● **WRITTEN TASK**:
Switch each "sun-lounger" in the lines below to "deck-chair" and reproduce all the lines with nothing else altered, leaving out the pictures.

● **RECORDS PROVIDED**:
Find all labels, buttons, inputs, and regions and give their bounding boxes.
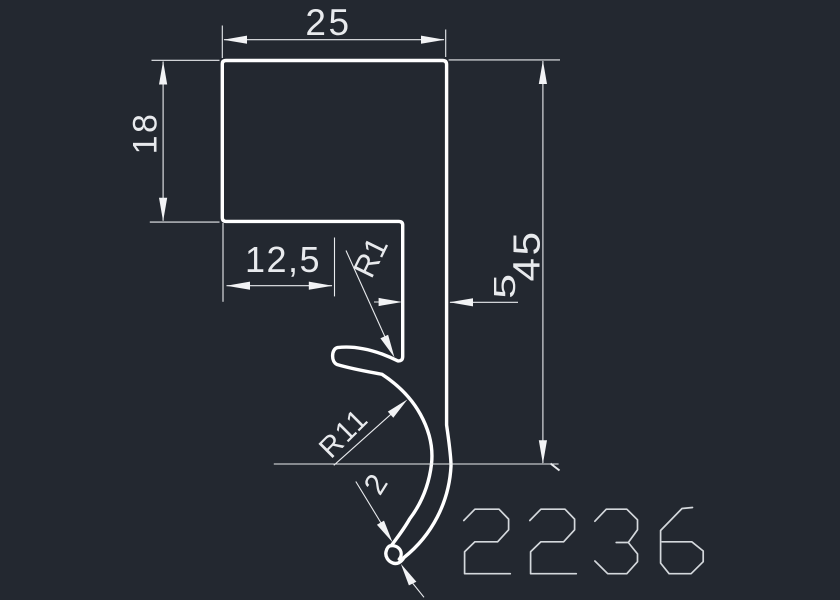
- svg-text:45: 45: [505, 229, 548, 281]
- svg-text:25: 25: [305, 2, 351, 43]
- svg-text:R11: R11: [313, 403, 375, 465]
- svg-text:18: 18: [127, 112, 165, 155]
- svg-text:R1: R1: [346, 232, 395, 283]
- svg-text:12,5: 12,5: [245, 239, 321, 280]
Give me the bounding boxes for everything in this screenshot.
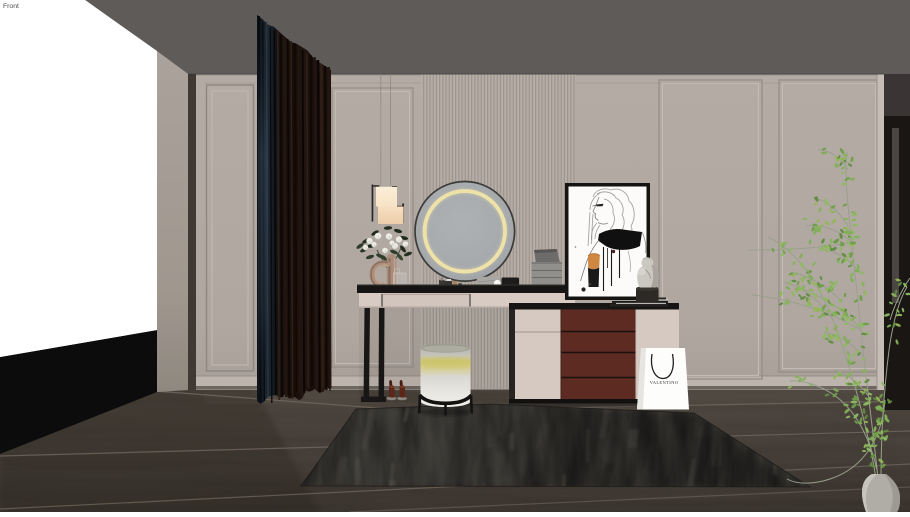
svg-text:Front: Front	[3, 3, 19, 10]
svg-text:VALENTINO: VALENTINO	[650, 380, 679, 385]
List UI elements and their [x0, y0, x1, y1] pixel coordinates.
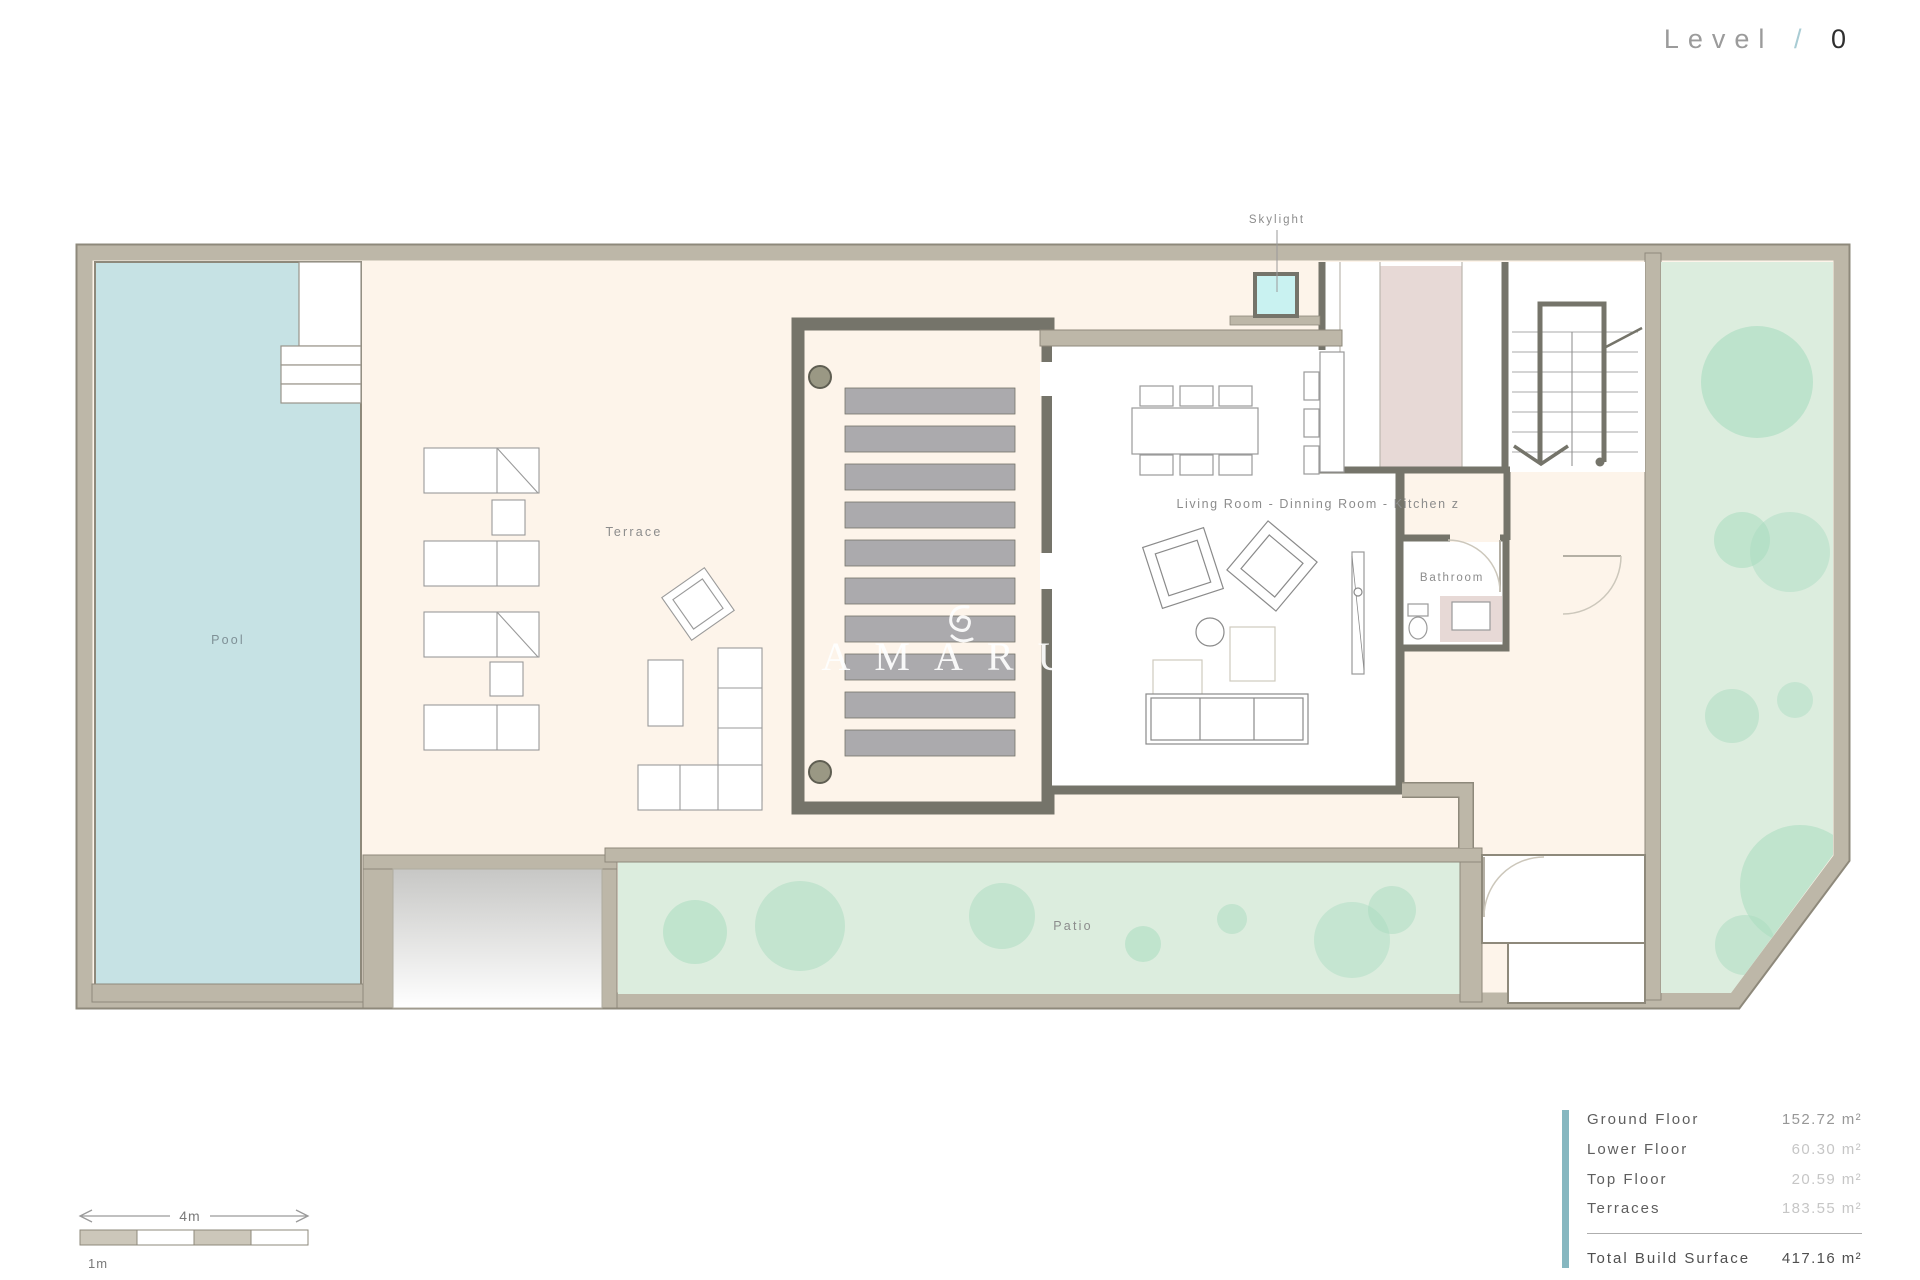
area-row: Lower Floor 60.30 m² [1587, 1142, 1862, 1157]
bar-stool [1304, 409, 1319, 437]
area-value: 60.30 m² [1792, 1142, 1862, 1157]
staircase [1510, 262, 1642, 470]
column [809, 366, 831, 388]
area-value: 183.55 m² [1782, 1201, 1862, 1216]
bar-stool [1304, 446, 1319, 474]
area-label: Ground Floor [1587, 1112, 1699, 1127]
dining-chair [1219, 455, 1252, 475]
toilet-tank [1408, 604, 1428, 616]
table-divider [1587, 1233, 1862, 1234]
outdoor-table [648, 660, 683, 726]
coffee-table [1196, 618, 1224, 646]
pool-area: Pool [92, 262, 363, 1002]
side-table [1230, 627, 1275, 681]
scale-bar: 4m 1m [80, 1208, 308, 1271]
scale-minor-label: 1m [88, 1256, 108, 1271]
level-number: 0 [1831, 24, 1846, 54]
area-row: Terraces 183.55 m² [1587, 1201, 1862, 1216]
window-gap [1040, 553, 1057, 589]
ramp-surface [393, 869, 602, 1008]
patio-area: Patio [618, 862, 1460, 994]
window-gap [1040, 362, 1057, 396]
area-value: 20.59 m² [1792, 1172, 1862, 1187]
floor-plan-drawing: Pool Patio [0, 0, 1920, 1280]
dining-set [1132, 386, 1258, 475]
sun-lounger [424, 541, 539, 586]
sun-lounger [424, 705, 539, 750]
bathroom-label: Bathroom [1420, 572, 1484, 584]
watermark-text: AMARU [822, 634, 1091, 679]
dining-chair [1180, 455, 1213, 475]
bar-stool [1304, 372, 1319, 400]
living-room-label: Living Room - Dinning Room - Kitchen z [1176, 497, 1459, 511]
scale-major-label: 4m [179, 1208, 200, 1224]
entry-room [1482, 855, 1645, 943]
sun-lounger [424, 448, 539, 493]
dining-table [1132, 408, 1258, 454]
area-rows: Ground Floor 152.72 m² Lower Floor 60.30… [1587, 1110, 1862, 1268]
level-label: Level [1664, 24, 1774, 54]
level-separator: / [1794, 24, 1811, 54]
area-label: Lower Floor [1587, 1142, 1688, 1157]
area-label: Top Floor [1587, 1172, 1668, 1187]
area-value: 152.72 m² [1782, 1112, 1862, 1127]
stair-start-dot [1596, 458, 1605, 467]
garden-west-wall [1645, 253, 1661, 1000]
area-label: Terraces [1587, 1201, 1661, 1216]
side-table [490, 662, 523, 696]
pool-edge-wall [92, 984, 363, 1002]
pergola-louvers [798, 324, 1048, 808]
level-indicator: Level / 0 [1664, 24, 1846, 55]
stairwell-floor [1510, 262, 1640, 470]
sliding-door [1352, 552, 1364, 674]
toilet-bowl [1409, 617, 1427, 639]
table-accent-bar [1562, 1110, 1569, 1268]
pool-label: Pool [211, 633, 245, 647]
kitchen-island [1320, 352, 1344, 472]
area-summary-table: Ground Floor 152.72 m² Lower Floor 60.30… [1562, 1110, 1862, 1268]
total-value: 417.16 m² [1782, 1251, 1862, 1266]
side-table [492, 500, 525, 535]
area-total-row: Total Build Surface 417.16 m² [1587, 1251, 1862, 1266]
dining-chair [1140, 386, 1173, 406]
porch [1508, 943, 1645, 1003]
dining-chair [1180, 386, 1213, 406]
wall-segment-patio-east [1460, 862, 1482, 1002]
floorplan-page: Pool Patio [0, 0, 1920, 1280]
terrace-label: Terrace [605, 525, 662, 539]
pantry-strip [1380, 266, 1462, 470]
sofa-cushions [1151, 698, 1303, 740]
bathroom-sink [1452, 602, 1490, 630]
scale-segments [80, 1230, 308, 1245]
patio-wall [605, 848, 1482, 862]
column [809, 761, 831, 783]
total-label: Total Build Surface [1587, 1251, 1750, 1266]
sun-lounger [424, 612, 539, 657]
skylight [1255, 274, 1297, 316]
dining-chair [1219, 386, 1252, 406]
skylight-label: Skylight [1249, 214, 1305, 226]
patio-label: Patio [1053, 919, 1093, 933]
area-row: Top Floor 20.59 m² [1587, 1172, 1862, 1187]
area-row: Ground Floor 152.72 m² [1587, 1112, 1862, 1127]
bathroom-area: Bathroom [1400, 531, 1506, 648]
driveway-ramp [363, 855, 617, 1008]
dining-chair [1140, 455, 1173, 475]
house-north-wall [1040, 330, 1342, 346]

● **FULL OUTPUT**:
Find all labels, buttons, inputs, and regions and give their bounding boxes.
- svg-text:45: 45: [505, 229, 548, 281]
- svg-text:25: 25: [305, 2, 351, 43]
- svg-text:R11: R11: [313, 403, 375, 465]
- svg-text:18: 18: [127, 112, 165, 155]
- svg-text:R1: R1: [346, 232, 395, 283]
- svg-text:12,5: 12,5: [245, 239, 321, 280]
Give me the bounding boxes for everything in this screenshot.
svg-text:Front: Front	[3, 3, 19, 10]
svg-text:VALENTINO: VALENTINO	[650, 380, 679, 385]
List UI elements and their [x0, y0, x1, y1] pixel coordinates.
area-row: Lower Floor 60.30 m² [1587, 1142, 1862, 1157]
bar-stool [1304, 409, 1319, 437]
area-value: 60.30 m² [1792, 1142, 1862, 1157]
staircase [1510, 262, 1642, 470]
column [809, 366, 831, 388]
area-value: 183.55 m² [1782, 1201, 1862, 1216]
bar-stool [1304, 446, 1319, 474]
area-label: Ground Floor [1587, 1112, 1699, 1127]
dining-chair [1219, 455, 1252, 475]
toilet-tank [1408, 604, 1428, 616]
table-divider [1587, 1233, 1862, 1234]
outdoor-table [648, 660, 683, 726]
coffee-table [1196, 618, 1224, 646]
pool-area: Pool [92, 262, 363, 1002]
side-table [1230, 627, 1275, 681]
scale-bar: 4m 1m [80, 1208, 308, 1271]
scale-minor-label: 1m [88, 1256, 108, 1271]
level-number: 0 [1831, 24, 1846, 54]
area-row: Terraces 183.55 m² [1587, 1201, 1862, 1216]
window-gap [1040, 553, 1057, 589]
ramp-surface [393, 869, 602, 1008]
patio-area: Patio [618, 862, 1460, 994]
window-gap [1040, 362, 1057, 396]
area-value: 20.59 m² [1792, 1172, 1862, 1187]
floor-plan-drawing: Pool Patio [0, 0, 1920, 1280]
dining-set [1132, 386, 1258, 475]
deck-chair [424, 541, 539, 586]
deck-chair [424, 705, 539, 750]
bathroom-label: Bathroom [1420, 572, 1484, 584]
watermark-text: AMARU [822, 634, 1091, 679]
dining-chair [1180, 455, 1213, 475]
bar-stool [1304, 372, 1319, 400]
living-room-label: Living Room - Dinning Room - Kitchen z [1176, 497, 1459, 511]
scale-major-label: 4m [179, 1208, 200, 1224]
entry-room [1482, 855, 1645, 943]
deck-chair [424, 448, 539, 493]
dining-table [1132, 408, 1258, 454]
area-rows: Ground Floor 152.72 m² Lower Floor 60.30… [1587, 1110, 1862, 1268]
level-label: Level [1664, 24, 1774, 54]
level-separator: / [1794, 24, 1811, 54]
area-label: Lower Floor [1587, 1142, 1688, 1157]
area-label: Top Floor [1587, 1172, 1668, 1187]
area-value: 152.72 m² [1782, 1112, 1862, 1127]
stair-start-dot [1596, 458, 1605, 467]
garden-west-wall [1645, 253, 1661, 1000]
area-label: Terraces [1587, 1201, 1661, 1216]
side-table [490, 662, 523, 696]
pool-edge-wall [92, 984, 363, 1002]
pergola-louvers [798, 324, 1048, 808]
level-indicator: Level / 0 [1664, 24, 1846, 55]
stairwell-floor [1510, 262, 1640, 470]
sliding-door [1352, 552, 1364, 674]
toilet-bowl [1409, 617, 1427, 639]
table-accent-bar [1562, 1110, 1569, 1268]
pool-label: Pool [211, 633, 245, 647]
kitchen-island [1320, 352, 1344, 472]
area-summary-table: Ground Floor 152.72 m² Lower Floor 60.30… [1562, 1110, 1862, 1268]
total-value: 417.16 m² [1782, 1251, 1862, 1266]
side-table [492, 500, 525, 535]
area-total-row: Total Build Surface 417.16 m² [1587, 1251, 1862, 1266]
dining-chair [1140, 386, 1173, 406]
porch [1508, 943, 1645, 1003]
dining-chair [1180, 386, 1213, 406]
wall-segment-patio-east [1460, 862, 1482, 1002]
floorplan-page: Pool Patio [0, 0, 1920, 1280]
terrace-label: Terrace [605, 525, 662, 539]
pantry-strip [1380, 266, 1462, 470]
sofa-cushions [1151, 698, 1303, 740]
bathroom-sink [1452, 602, 1490, 630]
scale-segments [80, 1230, 308, 1245]
patio-wall [605, 848, 1482, 862]
column [809, 761, 831, 783]
total-label: Total Build Surface [1587, 1251, 1750, 1266]
deck-chair [424, 612, 539, 657]
skylight [1255, 274, 1297, 316]
dining-chair [1219, 386, 1252, 406]
skylight-label: Skylight [1249, 214, 1305, 226]
patio-label: Patio [1053, 919, 1093, 933]
area-row: Top Floor 20.59 m² [1587, 1172, 1862, 1187]
area-row: Ground Floor 152.72 m² [1587, 1112, 1862, 1127]
bathroom-area: Bathroom [1400, 531, 1506, 648]
driveway-ramp [363, 855, 617, 1008]
dining-chair [1140, 455, 1173, 475]
house-north-wall [1040, 330, 1342, 346]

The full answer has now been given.